-- begin Record extracts --
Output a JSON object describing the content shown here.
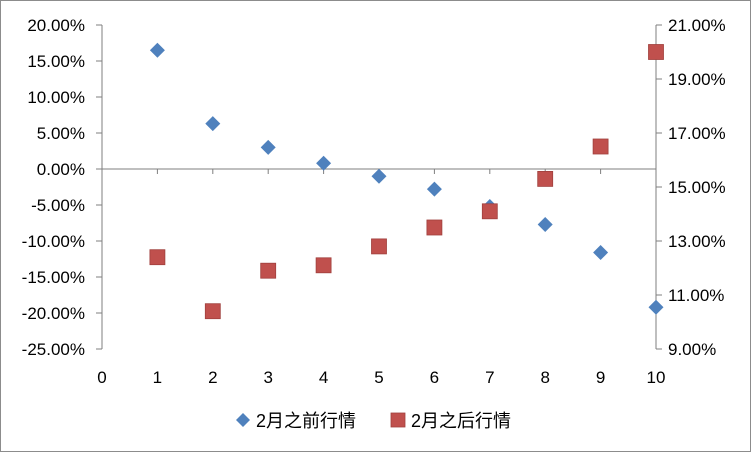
{
  "chart_data": {
    "type": "scatter",
    "series": [
      {
        "name": "2月之前行情",
        "axis": "left",
        "marker": "diamond",
        "color": "#4f81bd",
        "x": [
          1,
          2,
          3,
          4,
          5,
          6,
          7,
          8,
          9,
          10
        ],
        "y": [
          16.5,
          6.3,
          3.0,
          0.8,
          -1.0,
          -2.8,
          -5.2,
          -7.7,
          -11.6,
          -19.2
        ]
      },
      {
        "name": "2月之后行情",
        "axis": "right",
        "marker": "square",
        "color": "#c0504d",
        "x": [
          1,
          2,
          3,
          4,
          5,
          6,
          7,
          8,
          9,
          10
        ],
        "y": [
          12.4,
          10.4,
          11.9,
          12.1,
          12.8,
          13.5,
          14.1,
          15.3,
          16.5,
          20.0
        ]
      }
    ],
    "xlim": [
      0,
      10
    ],
    "x_ticks": [
      "0",
      "1",
      "2",
      "3",
      "4",
      "5",
      "6",
      "7",
      "8",
      "9",
      "10"
    ],
    "y_left": {
      "lim": [
        -25,
        20
      ],
      "ticks": [
        20,
        15,
        10,
        5,
        0,
        -5,
        -10,
        -15,
        -20,
        -25
      ],
      "tick_labels": [
        "20.00%",
        "15.00%",
        "10.00%",
        "5.00%",
        "0.00%",
        "-5.00%",
        "-10.00%",
        "-15.00%",
        "-20.00%",
        "-25.00%"
      ]
    },
    "y_right": {
      "lim": [
        9,
        21
      ],
      "ticks": [
        21,
        19,
        17,
        15,
        13,
        11,
        9
      ],
      "tick_labels": [
        "21.00%",
        "19.00%",
        "17.00%",
        "15.00%",
        "13.00%",
        "11.00%",
        "9.00%"
      ]
    },
    "grid": false,
    "legend_position": "bottom"
  }
}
-- end Record extracts --
Work to complete | Restate each entry word for word, leaving out any pictures.

Response |
Output a JSON object describing the content shown here.
{
  "chart_data": {
    "type": "scatter",
    "series": [
      {
        "name": "2月之前行情",
        "axis": "left",
        "marker": "diamond",
        "color": "#4f81bd",
        "x": [
          1,
          2,
          3,
          4,
          5,
          6,
          7,
          8,
          9,
          10
        ],
        "y": [
          16.5,
          6.3,
          3.0,
          0.8,
          -1.0,
          -2.8,
          -5.2,
          -7.7,
          -11.6,
          -19.2
        ]
      },
      {
        "name": "2月之后行情",
        "axis": "right",
        "marker": "square",
        "color": "#c0504d",
        "x": [
          1,
          2,
          3,
          4,
          5,
          6,
          7,
          8,
          9,
          10
        ],
        "y": [
          12.4,
          10.4,
          11.9,
          12.1,
          12.8,
          13.5,
          14.1,
          15.3,
          16.5,
          20.0
        ]
      }
    ],
    "xlim": [
      0,
      10
    ],
    "x_ticks": [
      "0",
      "1",
      "2",
      "3",
      "4",
      "5",
      "6",
      "7",
      "8",
      "9",
      "10"
    ],
    "y_left": {
      "lim": [
        -25,
        20
      ],
      "ticks": [
        20,
        15,
        10,
        5,
        0,
        -5,
        -10,
        -15,
        -20,
        -25
      ],
      "tick_labels": [
        "20.00%",
        "15.00%",
        "10.00%",
        "5.00%",
        "0.00%",
        "-5.00%",
        "-10.00%",
        "-15.00%",
        "-20.00%",
        "-25.00%"
      ]
    },
    "y_right": {
      "lim": [
        9,
        21
      ],
      "ticks": [
        21,
        19,
        17,
        15,
        13,
        11,
        9
      ],
      "tick_labels": [
        "21.00%",
        "19.00%",
        "17.00%",
        "15.00%",
        "13.00%",
        "11.00%",
        "9.00%"
      ]
    },
    "grid": false,
    "legend_position": "bottom"
  }
}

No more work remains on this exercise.